THE TASK » Reproduce each of the following records verbatim, keeping every line intact.
## BEGIN GIVEN DATA
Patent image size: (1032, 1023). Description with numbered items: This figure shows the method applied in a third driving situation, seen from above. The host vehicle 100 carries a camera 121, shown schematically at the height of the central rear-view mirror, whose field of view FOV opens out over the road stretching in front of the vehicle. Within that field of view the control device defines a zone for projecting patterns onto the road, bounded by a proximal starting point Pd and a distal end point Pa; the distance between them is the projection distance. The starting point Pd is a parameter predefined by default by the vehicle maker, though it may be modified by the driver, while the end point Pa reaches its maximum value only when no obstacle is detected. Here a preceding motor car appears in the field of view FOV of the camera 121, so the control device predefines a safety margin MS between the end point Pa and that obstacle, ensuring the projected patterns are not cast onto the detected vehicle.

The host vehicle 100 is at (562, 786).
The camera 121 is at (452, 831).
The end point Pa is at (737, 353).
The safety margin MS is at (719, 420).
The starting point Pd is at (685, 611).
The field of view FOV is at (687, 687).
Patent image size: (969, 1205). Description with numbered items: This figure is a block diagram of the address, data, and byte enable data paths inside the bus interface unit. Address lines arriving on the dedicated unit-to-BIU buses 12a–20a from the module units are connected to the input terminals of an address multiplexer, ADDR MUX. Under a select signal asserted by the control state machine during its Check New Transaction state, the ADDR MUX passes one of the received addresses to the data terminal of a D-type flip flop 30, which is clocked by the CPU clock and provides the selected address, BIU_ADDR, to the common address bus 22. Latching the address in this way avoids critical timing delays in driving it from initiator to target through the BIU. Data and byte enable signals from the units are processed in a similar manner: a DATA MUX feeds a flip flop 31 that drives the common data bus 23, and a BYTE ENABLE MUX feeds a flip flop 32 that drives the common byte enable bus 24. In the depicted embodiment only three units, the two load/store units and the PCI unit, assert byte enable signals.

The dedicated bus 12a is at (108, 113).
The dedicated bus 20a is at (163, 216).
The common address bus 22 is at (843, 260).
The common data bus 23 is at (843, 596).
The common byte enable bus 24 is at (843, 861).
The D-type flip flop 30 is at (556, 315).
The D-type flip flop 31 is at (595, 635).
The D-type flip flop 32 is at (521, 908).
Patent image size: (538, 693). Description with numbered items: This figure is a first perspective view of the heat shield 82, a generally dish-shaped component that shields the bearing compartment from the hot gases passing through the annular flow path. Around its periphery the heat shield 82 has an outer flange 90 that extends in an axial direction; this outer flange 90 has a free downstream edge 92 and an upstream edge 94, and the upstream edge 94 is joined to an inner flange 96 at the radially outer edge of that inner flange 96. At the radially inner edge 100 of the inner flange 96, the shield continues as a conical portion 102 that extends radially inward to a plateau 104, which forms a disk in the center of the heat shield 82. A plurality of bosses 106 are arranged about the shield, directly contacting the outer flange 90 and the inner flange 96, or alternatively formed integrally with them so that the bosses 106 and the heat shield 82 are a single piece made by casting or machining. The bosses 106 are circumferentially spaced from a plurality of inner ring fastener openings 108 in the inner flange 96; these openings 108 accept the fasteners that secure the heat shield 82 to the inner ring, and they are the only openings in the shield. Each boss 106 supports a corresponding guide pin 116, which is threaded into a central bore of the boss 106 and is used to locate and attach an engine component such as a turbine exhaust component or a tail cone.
## END GIVEN DATA
ANSWER IN FULL »
Patent image size: (1032, 1023). Description with numbered items: This figure shows the method applied in a third driving situation, seen from above. The host vehicle 100 carries a camera 121, shown schematically at the height of the central rear-view mirror, whose field of view FOV opens out over the road stretching in front of the vehicle. Within that field of view the control device defines a zone for projecting patterns onto the road, bounded by a proximal starting point Pd and a distal end point Pa; the distance between them is the projection distance. The starting point Pd is a parameter predefined by default by the vehicle maker, though it may be modified by the driver, while the end point Pa reaches its maximum value only when no obstacle is detected. Here a preceding motor car appears in the field of view FOV of the camera 121, so the control device predefines a safety margin MS between the end point Pa and that obstacle, ensuring the projected patterns are not cast onto the detected vehicle.

The host vehicle 100 is at (562, 786).
The camera 121 is at (452, 831).
The end point Pa is at (737, 353).
The safety margin MS is at (719, 420).
The starting point Pd is at (685, 611).
The field of view FOV is at (687, 687).
Patent image size: (969, 1205). Description with numbered items: This figure is a block diagram of the address, data, and byte enable data paths inside the bus interface unit. Address lines arriving on the dedicated unit-to-BIU buses 12a–20a from the module units are connected to the input terminals of an address multiplexer, ADDR MUX. Under a select signal asserted by the control state machine during its Check New Transaction state, the ADDR MUX passes one of the received addresses to the data terminal of a D-type flip flop 30, which is clocked by the CPU clock and provides the selected address, BIU_ADDR, to the common address bus 22. Latching the address in this way avoids critical timing delays in driving it from initiator to target through the BIU. Data and byte enable signals from the units are processed in a similar manner: a DATA MUX feeds a flip flop 31 that drives the common data bus 23, and a BYTE ENABLE MUX feeds a flip flop 32 that drives the common byte enable bus 24. In the depicted embodiment only three units, the two load/store units and the PCI unit, assert byte enable signals.

The dedicated bus 12a is at (108, 113).
The dedicated bus 20a is at (163, 216).
The common address bus 22 is at (843, 260).
The common data bus 23 is at (843, 596).
The common byte enable bus 24 is at (843, 861).
The D-type flip flop 30 is at (556, 315).
The D-type flip flop 31 is at (595, 635).
The D-type flip flop 32 is at (521, 908).
Patent image size: (538, 693). Description with numbered items: This figure is a first perspective view of the heat shield 82, a generally dish-shaped component that shields the bearing compartment from the hot gases passing through the annular flow path. Around its periphery the heat shield 82 has an outer flange 90 that extends in an axial direction; this outer flange 90 has a free downstream edge 92 and an upstream edge 94, and the upstream edge 94 is joined to an inner flange 96 at the radially outer edge of that inner flange 96. At the radially inner edge 100 of the inner flange 96, the shield continues as a conical portion 102 that extends radially inward to a plateau 104, which forms a disk in the center of the heat shield 82. A plurality of bosses 106 are arranged about the shield, directly contacting the outer flange 90 and the inner flange 96, or alternatively formed integrally with them so that the bosses 106 and the heat shield 82 are a single piece made by casting or machining. The bosses 106 are circumferentially spaced from a plurality of inner ring fastener openings 108 in the inner flange 96; these openings 108 accept the fasteners that secure the heat shield 82 to the inner ring, and they are the only openings in the shield. Each boss 106 supports a corresponding guide pin 116, which is threaded into a central bore of the boss 106 and is used to locate and attach an engine component such as a turbine exhaust component or a tail cone.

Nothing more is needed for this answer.